In the text about Swedish footballer Anna Julia Molin, which club did she transfer to in December 2012 after refusing a new contract offer?

+++ Excerpt +++

Anna Julia Molin (born 13 May 1990) is a Swedish professional footballer who plays as a defender for the Scottish Women's Premier League (SWPL) club Glasgow City. In addition to Scotland and her native Sweden, she has played professionally in Cyprus, Italy and Norway.

Club career

Molin progressed through the youth system at Wä IF, then made her debut for Kristianstads DFF in the 2009 season. She spent time on loan at Vittsjö GIK in the Söderettan and signed a new two-year contract with Kristianstads in December 2009. In December 2012, after making 46 Damallsvenskan appearances for Kristianstads, Molin refused a new contract offer and transferred to AIK.

In 2016 Molin fulfilled her ambition of playing overseas, when she joined Apollon of the Cypriot Women's First Division. Two years later she moved on to the Italian Serie A with Verona. After a short spell in the Norwegian Toppserien with Avaldsnes, Molin signed for Glasgow City in December 2020.

+++ Information provided +++

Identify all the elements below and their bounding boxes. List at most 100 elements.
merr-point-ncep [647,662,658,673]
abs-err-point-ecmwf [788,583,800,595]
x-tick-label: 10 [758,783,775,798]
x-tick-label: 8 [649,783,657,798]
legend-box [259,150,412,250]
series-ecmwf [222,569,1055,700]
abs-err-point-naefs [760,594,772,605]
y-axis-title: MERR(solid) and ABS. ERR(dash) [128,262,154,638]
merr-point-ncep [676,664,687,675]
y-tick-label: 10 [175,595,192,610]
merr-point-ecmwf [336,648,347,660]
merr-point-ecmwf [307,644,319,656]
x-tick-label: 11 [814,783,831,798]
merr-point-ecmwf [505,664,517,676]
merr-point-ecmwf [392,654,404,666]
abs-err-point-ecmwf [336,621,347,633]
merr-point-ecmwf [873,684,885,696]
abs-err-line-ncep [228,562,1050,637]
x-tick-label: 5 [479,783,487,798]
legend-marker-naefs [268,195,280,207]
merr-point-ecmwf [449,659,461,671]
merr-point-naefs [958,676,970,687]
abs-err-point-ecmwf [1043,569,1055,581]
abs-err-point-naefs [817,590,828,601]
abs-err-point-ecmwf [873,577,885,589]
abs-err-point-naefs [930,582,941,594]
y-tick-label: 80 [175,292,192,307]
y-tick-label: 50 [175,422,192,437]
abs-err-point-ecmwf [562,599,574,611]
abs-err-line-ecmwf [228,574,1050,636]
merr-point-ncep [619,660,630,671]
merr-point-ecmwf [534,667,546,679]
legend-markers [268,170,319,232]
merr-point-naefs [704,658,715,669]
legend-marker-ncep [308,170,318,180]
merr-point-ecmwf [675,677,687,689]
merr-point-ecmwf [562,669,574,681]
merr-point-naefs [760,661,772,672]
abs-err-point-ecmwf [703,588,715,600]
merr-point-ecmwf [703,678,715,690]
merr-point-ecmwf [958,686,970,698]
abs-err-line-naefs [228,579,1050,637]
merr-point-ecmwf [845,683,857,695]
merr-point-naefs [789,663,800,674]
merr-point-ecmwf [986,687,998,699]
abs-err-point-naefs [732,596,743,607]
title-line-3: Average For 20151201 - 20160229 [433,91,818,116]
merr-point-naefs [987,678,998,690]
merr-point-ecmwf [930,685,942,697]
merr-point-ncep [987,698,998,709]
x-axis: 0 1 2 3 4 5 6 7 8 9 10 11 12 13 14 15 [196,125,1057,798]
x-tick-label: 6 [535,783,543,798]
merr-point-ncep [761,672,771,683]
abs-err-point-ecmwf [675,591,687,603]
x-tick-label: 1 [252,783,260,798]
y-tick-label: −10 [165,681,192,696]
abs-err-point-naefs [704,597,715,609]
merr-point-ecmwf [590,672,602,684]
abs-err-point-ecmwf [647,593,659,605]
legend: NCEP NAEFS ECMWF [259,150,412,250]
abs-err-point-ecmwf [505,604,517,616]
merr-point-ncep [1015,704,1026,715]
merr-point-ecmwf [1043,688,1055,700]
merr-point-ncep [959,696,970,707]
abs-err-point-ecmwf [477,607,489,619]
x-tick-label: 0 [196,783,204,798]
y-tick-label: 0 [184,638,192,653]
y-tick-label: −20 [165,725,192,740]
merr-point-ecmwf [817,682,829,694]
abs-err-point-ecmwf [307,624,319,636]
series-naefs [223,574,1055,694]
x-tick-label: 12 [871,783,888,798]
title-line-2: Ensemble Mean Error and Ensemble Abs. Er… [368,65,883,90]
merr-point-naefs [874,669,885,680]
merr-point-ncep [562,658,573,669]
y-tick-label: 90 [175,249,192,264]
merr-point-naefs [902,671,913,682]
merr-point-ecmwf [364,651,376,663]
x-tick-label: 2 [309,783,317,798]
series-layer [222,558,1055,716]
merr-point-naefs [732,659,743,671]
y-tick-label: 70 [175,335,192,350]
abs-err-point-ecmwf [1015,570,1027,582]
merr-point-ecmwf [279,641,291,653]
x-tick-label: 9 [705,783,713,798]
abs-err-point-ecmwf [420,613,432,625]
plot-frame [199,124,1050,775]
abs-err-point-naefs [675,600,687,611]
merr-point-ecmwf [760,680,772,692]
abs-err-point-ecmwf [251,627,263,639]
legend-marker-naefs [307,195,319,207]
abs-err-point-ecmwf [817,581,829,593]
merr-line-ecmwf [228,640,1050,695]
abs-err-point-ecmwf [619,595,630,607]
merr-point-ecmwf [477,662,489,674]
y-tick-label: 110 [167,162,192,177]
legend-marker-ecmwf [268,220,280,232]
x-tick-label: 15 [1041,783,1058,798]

+++

■ Output below ■
AIK